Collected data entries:
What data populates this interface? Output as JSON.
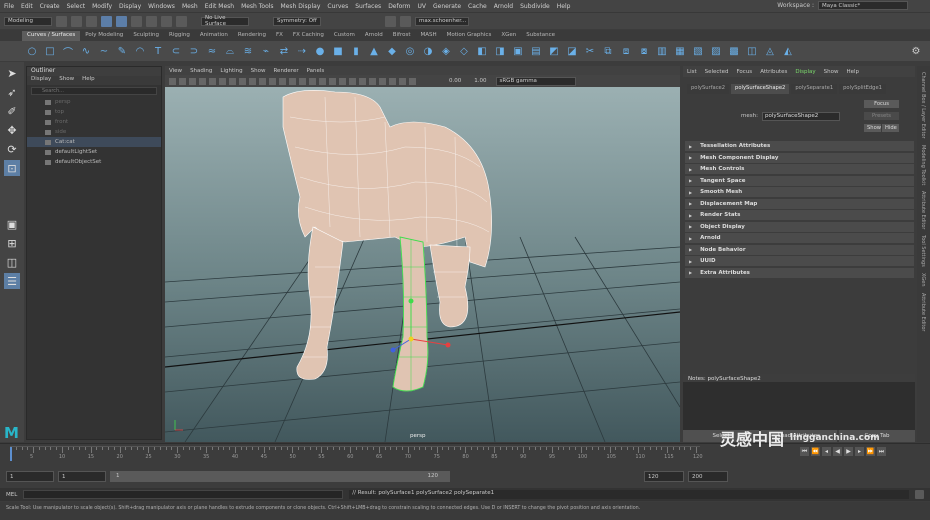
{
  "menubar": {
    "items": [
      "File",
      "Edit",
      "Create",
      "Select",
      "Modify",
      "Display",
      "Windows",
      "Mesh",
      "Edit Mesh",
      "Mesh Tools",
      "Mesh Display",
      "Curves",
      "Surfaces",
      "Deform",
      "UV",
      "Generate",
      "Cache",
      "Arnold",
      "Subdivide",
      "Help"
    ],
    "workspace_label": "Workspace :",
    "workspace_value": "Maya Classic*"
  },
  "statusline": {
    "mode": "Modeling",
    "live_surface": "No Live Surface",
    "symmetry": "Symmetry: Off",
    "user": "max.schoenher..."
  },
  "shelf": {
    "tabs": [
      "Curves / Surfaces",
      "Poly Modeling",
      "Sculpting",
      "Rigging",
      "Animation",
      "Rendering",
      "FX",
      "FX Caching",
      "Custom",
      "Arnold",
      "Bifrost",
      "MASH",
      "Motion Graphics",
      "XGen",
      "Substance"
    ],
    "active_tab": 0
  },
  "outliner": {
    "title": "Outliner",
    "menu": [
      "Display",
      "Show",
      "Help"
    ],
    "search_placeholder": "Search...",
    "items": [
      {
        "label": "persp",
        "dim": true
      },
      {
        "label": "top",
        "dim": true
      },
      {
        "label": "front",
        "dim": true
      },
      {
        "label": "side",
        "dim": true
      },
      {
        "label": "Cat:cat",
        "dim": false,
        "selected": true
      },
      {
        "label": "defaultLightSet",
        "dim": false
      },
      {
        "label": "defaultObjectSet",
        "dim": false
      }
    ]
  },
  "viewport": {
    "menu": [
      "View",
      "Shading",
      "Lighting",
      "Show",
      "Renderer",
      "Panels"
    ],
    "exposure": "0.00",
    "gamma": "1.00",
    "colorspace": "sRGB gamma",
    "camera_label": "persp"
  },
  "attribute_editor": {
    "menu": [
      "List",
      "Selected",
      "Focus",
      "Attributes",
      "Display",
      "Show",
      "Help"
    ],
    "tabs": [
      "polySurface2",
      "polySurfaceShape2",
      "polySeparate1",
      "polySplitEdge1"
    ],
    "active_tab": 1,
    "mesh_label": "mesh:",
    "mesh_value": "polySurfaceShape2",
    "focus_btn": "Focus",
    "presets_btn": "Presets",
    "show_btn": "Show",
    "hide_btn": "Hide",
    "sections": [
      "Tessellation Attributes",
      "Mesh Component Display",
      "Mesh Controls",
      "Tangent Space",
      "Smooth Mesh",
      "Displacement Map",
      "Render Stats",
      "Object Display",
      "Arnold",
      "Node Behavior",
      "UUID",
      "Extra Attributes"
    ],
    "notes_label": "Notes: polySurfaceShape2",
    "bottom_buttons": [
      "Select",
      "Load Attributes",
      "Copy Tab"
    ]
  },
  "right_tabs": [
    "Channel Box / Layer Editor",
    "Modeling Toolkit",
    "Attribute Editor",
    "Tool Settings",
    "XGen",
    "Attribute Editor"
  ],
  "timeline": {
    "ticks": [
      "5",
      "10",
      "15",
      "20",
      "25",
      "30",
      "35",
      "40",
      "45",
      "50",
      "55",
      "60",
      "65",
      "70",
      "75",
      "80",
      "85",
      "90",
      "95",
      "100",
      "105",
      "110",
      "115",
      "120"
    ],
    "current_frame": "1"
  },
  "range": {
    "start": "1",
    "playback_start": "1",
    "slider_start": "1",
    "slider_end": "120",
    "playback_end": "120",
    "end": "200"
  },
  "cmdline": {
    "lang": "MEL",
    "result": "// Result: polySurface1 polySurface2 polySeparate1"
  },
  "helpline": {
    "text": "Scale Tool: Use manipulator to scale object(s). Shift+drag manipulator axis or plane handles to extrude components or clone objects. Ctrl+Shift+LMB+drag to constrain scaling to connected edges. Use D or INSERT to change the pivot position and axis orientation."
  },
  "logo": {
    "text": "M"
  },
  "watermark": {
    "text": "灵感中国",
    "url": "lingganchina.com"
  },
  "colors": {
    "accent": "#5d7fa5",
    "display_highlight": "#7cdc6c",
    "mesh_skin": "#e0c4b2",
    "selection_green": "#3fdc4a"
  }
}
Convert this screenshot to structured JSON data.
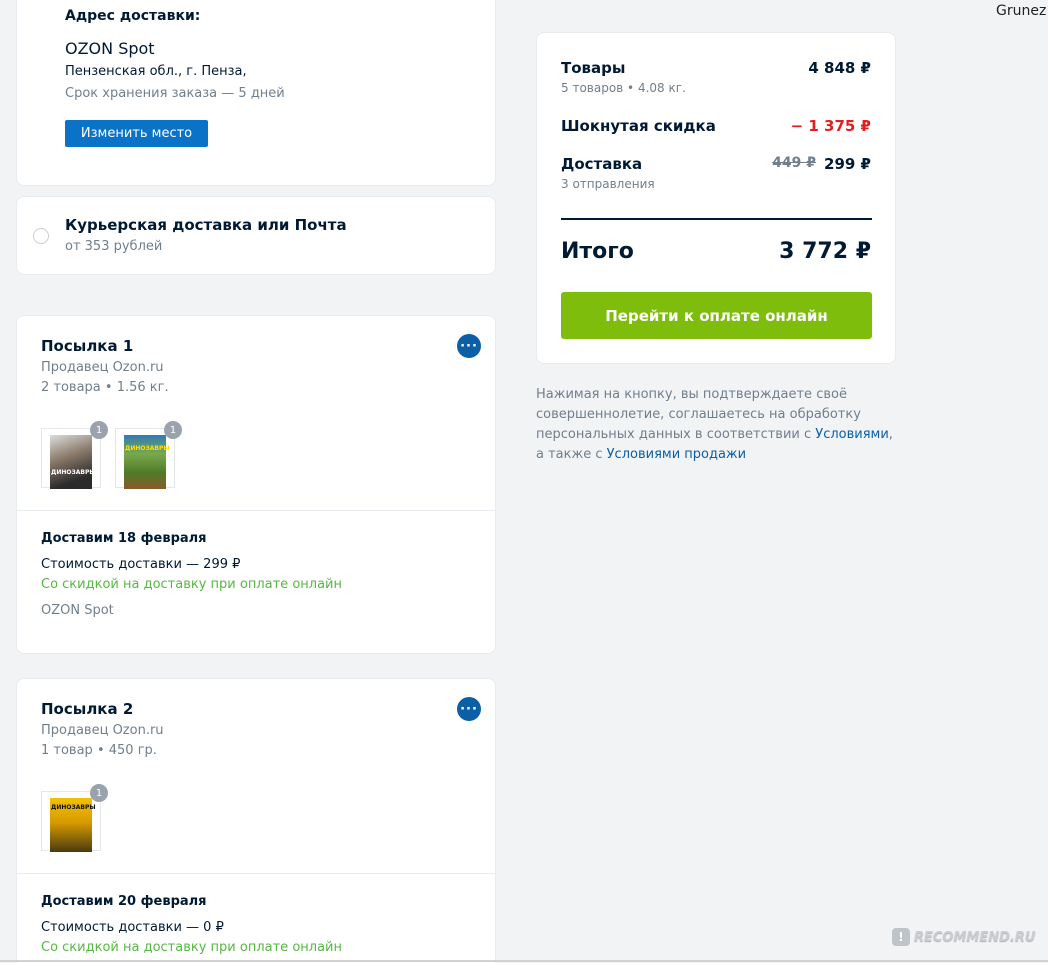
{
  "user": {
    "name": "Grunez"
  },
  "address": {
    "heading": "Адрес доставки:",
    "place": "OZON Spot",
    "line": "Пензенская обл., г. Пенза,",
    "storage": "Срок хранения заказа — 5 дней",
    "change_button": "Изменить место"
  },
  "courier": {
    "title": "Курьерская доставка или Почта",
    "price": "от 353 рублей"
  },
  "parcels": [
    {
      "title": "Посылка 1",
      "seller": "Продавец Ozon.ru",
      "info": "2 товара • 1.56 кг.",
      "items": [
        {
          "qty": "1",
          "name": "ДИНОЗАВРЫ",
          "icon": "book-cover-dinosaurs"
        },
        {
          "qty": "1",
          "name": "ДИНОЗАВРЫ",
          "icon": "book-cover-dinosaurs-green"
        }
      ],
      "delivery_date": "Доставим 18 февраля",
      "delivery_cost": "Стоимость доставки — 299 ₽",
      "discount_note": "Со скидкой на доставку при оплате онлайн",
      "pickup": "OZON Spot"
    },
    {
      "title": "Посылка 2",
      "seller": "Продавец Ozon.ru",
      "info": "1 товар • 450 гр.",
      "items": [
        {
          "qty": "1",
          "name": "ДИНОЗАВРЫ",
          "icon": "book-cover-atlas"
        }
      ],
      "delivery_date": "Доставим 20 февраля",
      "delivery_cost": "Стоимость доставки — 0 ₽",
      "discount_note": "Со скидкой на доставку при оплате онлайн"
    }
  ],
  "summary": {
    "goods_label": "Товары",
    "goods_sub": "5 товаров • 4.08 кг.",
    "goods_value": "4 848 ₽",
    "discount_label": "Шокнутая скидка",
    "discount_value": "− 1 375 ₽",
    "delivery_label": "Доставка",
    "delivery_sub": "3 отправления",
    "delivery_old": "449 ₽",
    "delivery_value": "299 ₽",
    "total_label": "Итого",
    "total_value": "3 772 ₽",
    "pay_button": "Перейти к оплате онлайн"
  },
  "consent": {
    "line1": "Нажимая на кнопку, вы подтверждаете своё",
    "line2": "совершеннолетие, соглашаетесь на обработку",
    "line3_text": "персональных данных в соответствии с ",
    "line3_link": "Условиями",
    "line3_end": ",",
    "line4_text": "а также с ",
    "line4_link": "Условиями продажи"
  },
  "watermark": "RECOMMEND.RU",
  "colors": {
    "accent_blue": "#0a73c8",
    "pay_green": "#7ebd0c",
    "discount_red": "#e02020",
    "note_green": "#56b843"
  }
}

■ AIM OF THE TASK:
Leave out the pictures and copy the rest of the material above exactly.

■ WRITTEN SOLUTION:
What data populates this interface? Output as JSON.
{
  "menubar": {
    "items": [
      "File",
      "Edit",
      "Create",
      "Select",
      "Modify",
      "Display",
      "Windows",
      "Mesh",
      "Edit Mesh",
      "Mesh Tools",
      "Mesh Display",
      "Curves",
      "Surfaces",
      "Deform",
      "UV",
      "Generate",
      "Cache",
      "Arnold",
      "Subdivide",
      "Help"
    ],
    "workspace_label": "Workspace :",
    "workspace_value": "Maya Classic*"
  },
  "statusline": {
    "mode": "Modeling",
    "live_surface": "No Live Surface",
    "symmetry": "Symmetry: Off",
    "user": "max.schoenher..."
  },
  "shelf": {
    "tabs": [
      "Curves / Surfaces",
      "Poly Modeling",
      "Sculpting",
      "Rigging",
      "Animation",
      "Rendering",
      "FX",
      "FX Caching",
      "Custom",
      "Arnold",
      "Bifrost",
      "MASH",
      "Motion Graphics",
      "XGen",
      "Substance"
    ],
    "active_tab": 0
  },
  "outliner": {
    "title": "Outliner",
    "menu": [
      "Display",
      "Show",
      "Help"
    ],
    "search_placeholder": "Search...",
    "items": [
      {
        "label": "persp",
        "dim": true
      },
      {
        "label": "top",
        "dim": true
      },
      {
        "label": "front",
        "dim": true
      },
      {
        "label": "side",
        "dim": true
      },
      {
        "label": "Cat:cat",
        "dim": false,
        "selected": true
      },
      {
        "label": "defaultLightSet",
        "dim": false
      },
      {
        "label": "defaultObjectSet",
        "dim": false
      }
    ]
  },
  "viewport": {
    "menu": [
      "View",
      "Shading",
      "Lighting",
      "Show",
      "Renderer",
      "Panels"
    ],
    "exposure": "0.00",
    "gamma": "1.00",
    "colorspace": "sRGB gamma",
    "camera_label": "persp"
  },
  "attribute_editor": {
    "menu": [
      "List",
      "Selected",
      "Focus",
      "Attributes",
      "Display",
      "Show",
      "Help"
    ],
    "tabs": [
      "polySurface2",
      "polySurfaceShape2",
      "polySeparate1",
      "polySplitEdge1"
    ],
    "active_tab": 1,
    "mesh_label": "mesh:",
    "mesh_value": "polySurfaceShape2",
    "focus_btn": "Focus",
    "presets_btn": "Presets",
    "show_btn": "Show",
    "hide_btn": "Hide",
    "sections": [
      "Tessellation Attributes",
      "Mesh Component Display",
      "Mesh Controls",
      "Tangent Space",
      "Smooth Mesh",
      "Displacement Map",
      "Render Stats",
      "Object Display",
      "Arnold",
      "Node Behavior",
      "UUID",
      "Extra Attributes"
    ],
    "notes_label": "Notes: polySurfaceShape2",
    "bottom_buttons": [
      "Select",
      "Load Attributes",
      "Copy Tab"
    ]
  },
  "right_tabs": [
    "Channel Box / Layer Editor",
    "Modeling Toolkit",
    "Attribute Editor",
    "Tool Settings",
    "XGen",
    "Attribute Editor"
  ],
  "timeline": {
    "ticks": [
      "5",
      "10",
      "15",
      "20",
      "25",
      "30",
      "35",
      "40",
      "45",
      "50",
      "55",
      "60",
      "65",
      "70",
      "75",
      "80",
      "85",
      "90",
      "95",
      "100",
      "105",
      "110",
      "115",
      "120"
    ],
    "current_frame": "1"
  },
  "range": {
    "start": "1",
    "playback_start": "1",
    "slider_start": "1",
    "slider_end": "120",
    "playback_end": "120",
    "end": "200"
  },
  "cmdline": {
    "lang": "MEL",
    "result": "// Result: polySurface1 polySurface2 polySeparate1"
  },
  "helpline": {
    "text": "Scale Tool: Use manipulator to scale object(s). Shift+drag manipulator axis or plane handles to extrude components or clone objects. Ctrl+Shift+LMB+drag to constrain scaling to connected edges. Use D or INSERT to change the pivot position and axis orientation."
  },
  "logo": {
    "text": "M"
  },
  "watermark": {
    "text": "灵感中国",
    "url": "lingganchina.com"
  },
  "colors": {
    "accent": "#5d7fa5",
    "display_highlight": "#7cdc6c",
    "mesh_skin": "#e0c4b2",
    "selection_green": "#3fdc4a"
  }
}
Convert this screenshot to structured JSON data.
{
  "user": {
    "name": "Grunez"
  },
  "address": {
    "heading": "Адрес доставки:",
    "place": "OZON Spot",
    "line": "Пензенская обл., г. Пенза,",
    "storage": "Срок хранения заказа — 5 дней",
    "change_button": "Изменить место"
  },
  "courier": {
    "title": "Курьерская доставка или Почта",
    "price": "от 353 рублей"
  },
  "parcels": [
    {
      "title": "Посылка 1",
      "seller": "Продавец Ozon.ru",
      "info": "2 товара • 1.56 кг.",
      "items": [
        {
          "qty": "1",
          "name": "ДИНОЗАВРЫ",
          "icon": "book-cover-dinosaurs"
        },
        {
          "qty": "1",
          "name": "ДИНОЗАВРЫ",
          "icon": "book-cover-dinosaurs-green"
        }
      ],
      "delivery_date": "Доставим 18 февраля",
      "delivery_cost": "Стоимость доставки — 299 ₽",
      "discount_note": "Со скидкой на доставку при оплате онлайн",
      "pickup": "OZON Spot"
    },
    {
      "title": "Посылка 2",
      "seller": "Продавец Ozon.ru",
      "info": "1 товар • 450 гр.",
      "items": [
        {
          "qty": "1",
          "name": "ДИНОЗАВРЫ",
          "icon": "book-cover-atlas"
        }
      ],
      "delivery_date": "Доставим 20 февраля",
      "delivery_cost": "Стоимость доставки — 0 ₽",
      "discount_note": "Со скидкой на доставку при оплате онлайн"
    }
  ],
  "summary": {
    "goods_label": "Товары",
    "goods_sub": "5 товаров • 4.08 кг.",
    "goods_value": "4 848 ₽",
    "discount_label": "Шокнутая скидка",
    "discount_value": "− 1 375 ₽",
    "delivery_label": "Доставка",
    "delivery_sub": "3 отправления",
    "delivery_old": "449 ₽",
    "delivery_value": "299 ₽",
    "total_label": "Итого",
    "total_value": "3 772 ₽",
    "pay_button": "Перейти к оплате онлайн"
  },
  "consent": {
    "line1": "Нажимая на кнопку, вы подтверждаете своё",
    "line2": "совершеннолетие, соглашаетесь на обработку",
    "line3_text": "персональных данных в соответствии с ",
    "line3_link": "Условиями",
    "line3_end": ",",
    "line4_text": "а также с ",
    "line4_link": "Условиями продажи"
  },
  "watermark": "RECOMMEND.RU",
  "colors": {
    "accent_blue": "#0a73c8",
    "pay_green": "#7ebd0c",
    "discount_red": "#e02020",
    "note_green": "#56b843"
  }
}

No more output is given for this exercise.